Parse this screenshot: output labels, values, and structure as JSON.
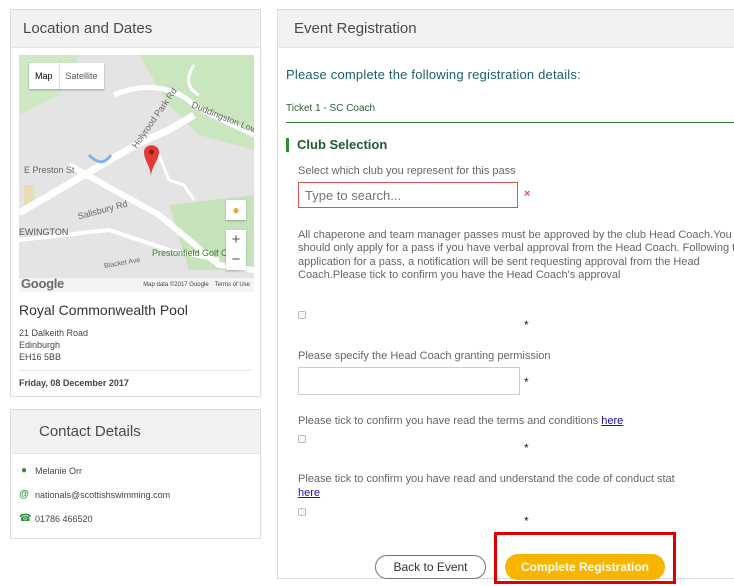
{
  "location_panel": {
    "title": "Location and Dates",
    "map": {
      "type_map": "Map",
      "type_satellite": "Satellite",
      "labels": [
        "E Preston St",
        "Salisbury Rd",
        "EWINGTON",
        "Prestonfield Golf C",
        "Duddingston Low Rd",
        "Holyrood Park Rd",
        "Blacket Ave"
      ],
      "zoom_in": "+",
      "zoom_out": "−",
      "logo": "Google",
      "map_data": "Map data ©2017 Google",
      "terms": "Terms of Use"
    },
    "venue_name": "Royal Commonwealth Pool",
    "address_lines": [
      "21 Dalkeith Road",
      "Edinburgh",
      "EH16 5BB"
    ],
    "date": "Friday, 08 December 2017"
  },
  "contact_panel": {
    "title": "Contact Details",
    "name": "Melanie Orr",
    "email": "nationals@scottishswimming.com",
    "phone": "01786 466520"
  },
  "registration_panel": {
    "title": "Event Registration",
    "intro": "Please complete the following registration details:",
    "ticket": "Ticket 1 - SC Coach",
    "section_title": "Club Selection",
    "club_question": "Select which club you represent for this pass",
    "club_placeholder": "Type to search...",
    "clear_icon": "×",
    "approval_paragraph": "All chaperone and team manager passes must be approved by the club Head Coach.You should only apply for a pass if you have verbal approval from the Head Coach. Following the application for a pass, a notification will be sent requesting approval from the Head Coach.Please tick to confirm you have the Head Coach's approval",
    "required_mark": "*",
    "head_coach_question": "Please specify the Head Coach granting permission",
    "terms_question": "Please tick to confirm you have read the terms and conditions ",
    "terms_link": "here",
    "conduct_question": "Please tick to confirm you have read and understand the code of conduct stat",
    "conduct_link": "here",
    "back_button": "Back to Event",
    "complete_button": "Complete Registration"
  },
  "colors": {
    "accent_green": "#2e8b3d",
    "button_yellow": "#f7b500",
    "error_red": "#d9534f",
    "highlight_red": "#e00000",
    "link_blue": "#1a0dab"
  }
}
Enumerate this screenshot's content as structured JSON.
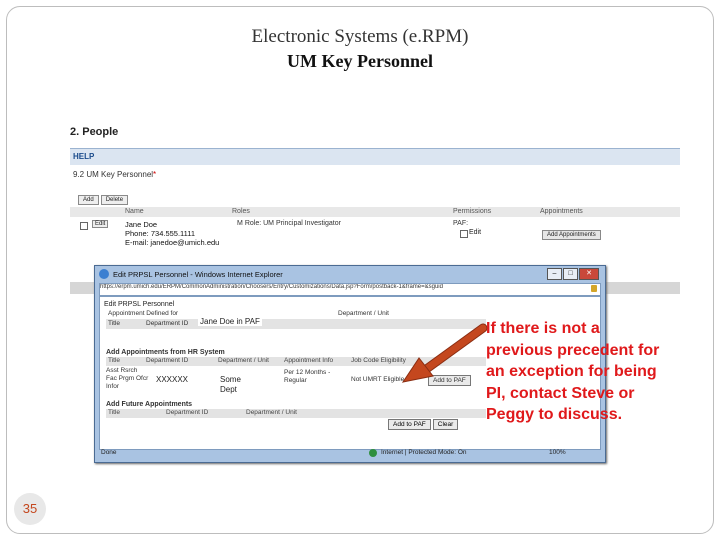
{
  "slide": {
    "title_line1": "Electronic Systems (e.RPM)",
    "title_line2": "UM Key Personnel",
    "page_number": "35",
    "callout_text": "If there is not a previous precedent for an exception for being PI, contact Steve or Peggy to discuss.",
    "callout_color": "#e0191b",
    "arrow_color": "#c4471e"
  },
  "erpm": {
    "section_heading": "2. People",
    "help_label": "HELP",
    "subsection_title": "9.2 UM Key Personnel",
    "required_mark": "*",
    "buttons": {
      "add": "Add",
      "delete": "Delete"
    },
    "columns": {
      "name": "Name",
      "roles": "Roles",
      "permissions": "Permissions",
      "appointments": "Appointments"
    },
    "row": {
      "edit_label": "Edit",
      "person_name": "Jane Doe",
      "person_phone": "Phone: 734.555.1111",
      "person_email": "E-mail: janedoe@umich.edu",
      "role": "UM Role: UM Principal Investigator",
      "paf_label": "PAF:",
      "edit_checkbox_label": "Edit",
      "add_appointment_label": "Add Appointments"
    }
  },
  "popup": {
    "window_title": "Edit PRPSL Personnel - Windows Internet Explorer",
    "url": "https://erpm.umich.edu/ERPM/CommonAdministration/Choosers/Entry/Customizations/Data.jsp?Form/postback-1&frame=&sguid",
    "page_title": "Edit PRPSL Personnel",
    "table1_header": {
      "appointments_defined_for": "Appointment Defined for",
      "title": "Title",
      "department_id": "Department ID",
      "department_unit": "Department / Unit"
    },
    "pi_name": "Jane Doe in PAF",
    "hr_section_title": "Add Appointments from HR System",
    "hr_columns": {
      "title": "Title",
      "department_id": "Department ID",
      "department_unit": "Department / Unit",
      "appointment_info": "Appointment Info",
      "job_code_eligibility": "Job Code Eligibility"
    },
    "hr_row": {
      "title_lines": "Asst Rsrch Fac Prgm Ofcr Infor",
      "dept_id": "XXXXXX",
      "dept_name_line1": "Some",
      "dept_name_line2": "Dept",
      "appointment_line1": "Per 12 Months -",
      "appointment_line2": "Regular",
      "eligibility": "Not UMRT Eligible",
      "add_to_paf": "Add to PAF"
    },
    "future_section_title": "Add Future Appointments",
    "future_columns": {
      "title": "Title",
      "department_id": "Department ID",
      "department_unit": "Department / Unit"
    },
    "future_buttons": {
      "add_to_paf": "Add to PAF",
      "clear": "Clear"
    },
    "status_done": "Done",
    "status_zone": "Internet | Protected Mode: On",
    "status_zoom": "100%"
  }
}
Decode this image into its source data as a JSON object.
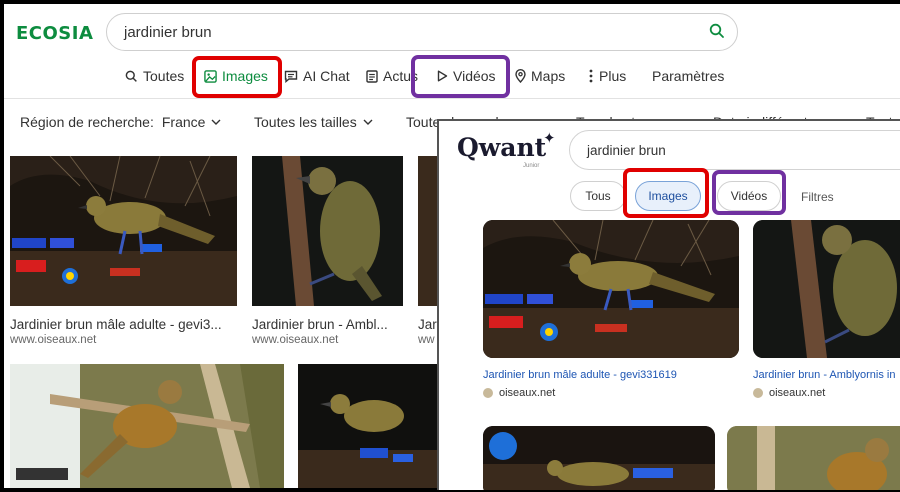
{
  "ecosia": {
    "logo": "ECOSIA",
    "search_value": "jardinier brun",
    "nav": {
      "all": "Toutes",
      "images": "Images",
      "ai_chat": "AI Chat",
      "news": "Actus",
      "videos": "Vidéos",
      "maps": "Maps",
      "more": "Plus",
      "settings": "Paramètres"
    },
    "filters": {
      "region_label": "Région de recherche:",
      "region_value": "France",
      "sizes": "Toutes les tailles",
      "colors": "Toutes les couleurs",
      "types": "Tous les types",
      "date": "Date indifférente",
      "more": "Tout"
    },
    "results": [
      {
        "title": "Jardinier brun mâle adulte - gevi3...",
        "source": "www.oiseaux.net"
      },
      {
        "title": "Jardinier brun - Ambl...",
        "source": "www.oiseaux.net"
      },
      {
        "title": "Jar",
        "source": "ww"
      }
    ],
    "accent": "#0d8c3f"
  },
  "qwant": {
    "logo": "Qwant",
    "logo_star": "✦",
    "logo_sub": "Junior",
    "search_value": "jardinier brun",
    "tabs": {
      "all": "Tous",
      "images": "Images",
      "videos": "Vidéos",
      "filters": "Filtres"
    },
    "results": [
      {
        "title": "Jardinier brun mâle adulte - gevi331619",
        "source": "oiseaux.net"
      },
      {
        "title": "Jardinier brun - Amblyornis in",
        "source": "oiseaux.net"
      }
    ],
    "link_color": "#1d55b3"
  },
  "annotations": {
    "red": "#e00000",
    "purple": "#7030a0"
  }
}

= = = = =

● **DIRECTIVE**:
Your task is to copy the entries in full and exactly, without any images.

● **ANSWER TO THE TASK**:
Parse this screenshot: output labels, values, and structure as JSON.
{
  "location_panel": {
    "title": "Location and Dates",
    "map": {
      "type_map": "Map",
      "type_satellite": "Satellite",
      "labels": [
        "E Preston St",
        "Salisbury Rd",
        "EWINGTON",
        "Prestonfield Golf C",
        "Duddingston Low Rd",
        "Holyrood Park Rd",
        "Blacket Ave"
      ],
      "zoom_in": "+",
      "zoom_out": "−",
      "logo": "Google",
      "map_data": "Map data ©2017 Google",
      "terms": "Terms of Use"
    },
    "venue_name": "Royal Commonwealth Pool",
    "address_lines": [
      "21 Dalkeith Road",
      "Edinburgh",
      "EH16 5BB"
    ],
    "date": "Friday, 08 December 2017"
  },
  "contact_panel": {
    "title": "Contact Details",
    "name": "Melanie Orr",
    "email": "nationals@scottishswimming.com",
    "phone": "01786 466520"
  },
  "registration_panel": {
    "title": "Event Registration",
    "intro": "Please complete the following registration details:",
    "ticket": "Ticket 1 - SC Coach",
    "section_title": "Club Selection",
    "club_question": "Select which club you represent for this pass",
    "club_placeholder": "Type to search...",
    "clear_icon": "×",
    "approval_paragraph": "All chaperone and team manager passes must be approved by the club Head Coach.You should only apply for a pass if you have verbal approval from the Head Coach. Following the application for a pass, a notification will be sent requesting approval from the Head Coach.Please tick to confirm you have the Head Coach's approval",
    "required_mark": "*",
    "head_coach_question": "Please specify the Head Coach granting permission",
    "terms_question": "Please tick to confirm you have read the terms and conditions ",
    "terms_link": "here",
    "conduct_question": "Please tick to confirm you have read and understand the code of conduct stat",
    "conduct_link": "here",
    "back_button": "Back to Event",
    "complete_button": "Complete Registration"
  },
  "colors": {
    "accent_green": "#2e8b3d",
    "button_yellow": "#f7b500",
    "error_red": "#d9534f",
    "highlight_red": "#e00000",
    "link_blue": "#1a0dab"
  }
}
Enumerate this screenshot's content as structured JSON.
{
  "slide": {
    "title_line1": "Electronic Systems (e.RPM)",
    "title_line2": "UM Key Personnel",
    "page_number": "35",
    "callout_text": "If there is not a previous precedent for an exception for being PI, contact Steve or Peggy to discuss.",
    "callout_color": "#e0191b",
    "arrow_color": "#c4471e"
  },
  "erpm": {
    "section_heading": "2. People",
    "help_label": "HELP",
    "subsection_title": "9.2 UM Key Personnel",
    "required_mark": "*",
    "buttons": {
      "add": "Add",
      "delete": "Delete"
    },
    "columns": {
      "name": "Name",
      "roles": "Roles",
      "permissions": "Permissions",
      "appointments": "Appointments"
    },
    "row": {
      "edit_label": "Edit",
      "person_name": "Jane Doe",
      "person_phone": "Phone: 734.555.1111",
      "person_email": "E-mail: janedoe@umich.edu",
      "role": "UM Role: UM Principal Investigator",
      "paf_label": "PAF:",
      "edit_checkbox_label": "Edit",
      "add_appointment_label": "Add Appointments"
    }
  },
  "popup": {
    "window_title": "Edit PRPSL Personnel - Windows Internet Explorer",
    "url": "https://erpm.umich.edu/ERPM/CommonAdministration/Choosers/Entry/Customizations/Data.jsp?Form/postback-1&frame=&sguid",
    "page_title": "Edit PRPSL Personnel",
    "table1_header": {
      "appointments_defined_for": "Appointment Defined for",
      "title": "Title",
      "department_id": "Department ID",
      "department_unit": "Department / Unit"
    },
    "pi_name": "Jane Doe in PAF",
    "hr_section_title": "Add Appointments from HR System",
    "hr_columns": {
      "title": "Title",
      "department_id": "Department ID",
      "department_unit": "Department / Unit",
      "appointment_info": "Appointment Info",
      "job_code_eligibility": "Job Code Eligibility"
    },
    "hr_row": {
      "title_lines": "Asst Rsrch Fac Prgm Ofcr Infor",
      "dept_id": "XXXXXX",
      "dept_name_line1": "Some",
      "dept_name_line2": "Dept",
      "appointment_line1": "Per 12 Months -",
      "appointment_line2": "Regular",
      "eligibility": "Not UMRT Eligible",
      "add_to_paf": "Add to PAF"
    },
    "future_section_title": "Add Future Appointments",
    "future_columns": {
      "title": "Title",
      "department_id": "Department ID",
      "department_unit": "Department / Unit"
    },
    "future_buttons": {
      "add_to_paf": "Add to PAF",
      "clear": "Clear"
    },
    "status_done": "Done",
    "status_zone": "Internet | Protected Mode: On",
    "status_zoom": "100%"
  }
}
Decode this image into its source data as a JSON object.
{
  "ecosia": {
    "logo": "ECOSIA",
    "search_value": "jardinier brun",
    "nav": {
      "all": "Toutes",
      "images": "Images",
      "ai_chat": "AI Chat",
      "news": "Actus",
      "videos": "Vidéos",
      "maps": "Maps",
      "more": "Plus",
      "settings": "Paramètres"
    },
    "filters": {
      "region_label": "Région de recherche:",
      "region_value": "France",
      "sizes": "Toutes les tailles",
      "colors": "Toutes les couleurs",
      "types": "Tous les types",
      "date": "Date indifférente",
      "more": "Tout"
    },
    "results": [
      {
        "title": "Jardinier brun mâle adulte - gevi3...",
        "source": "www.oiseaux.net"
      },
      {
        "title": "Jardinier brun - Ambl...",
        "source": "www.oiseaux.net"
      },
      {
        "title": "Jar",
        "source": "ww"
      }
    ],
    "accent": "#0d8c3f"
  },
  "qwant": {
    "logo": "Qwant",
    "logo_star": "✦",
    "logo_sub": "Junior",
    "search_value": "jardinier brun",
    "tabs": {
      "all": "Tous",
      "images": "Images",
      "videos": "Vidéos",
      "filters": "Filtres"
    },
    "results": [
      {
        "title": "Jardinier brun mâle adulte - gevi331619",
        "source": "oiseaux.net"
      },
      {
        "title": "Jardinier brun - Amblyornis in",
        "source": "oiseaux.net"
      }
    ],
    "link_color": "#1d55b3"
  },
  "annotations": {
    "red": "#e00000",
    "purple": "#7030a0"
  }
}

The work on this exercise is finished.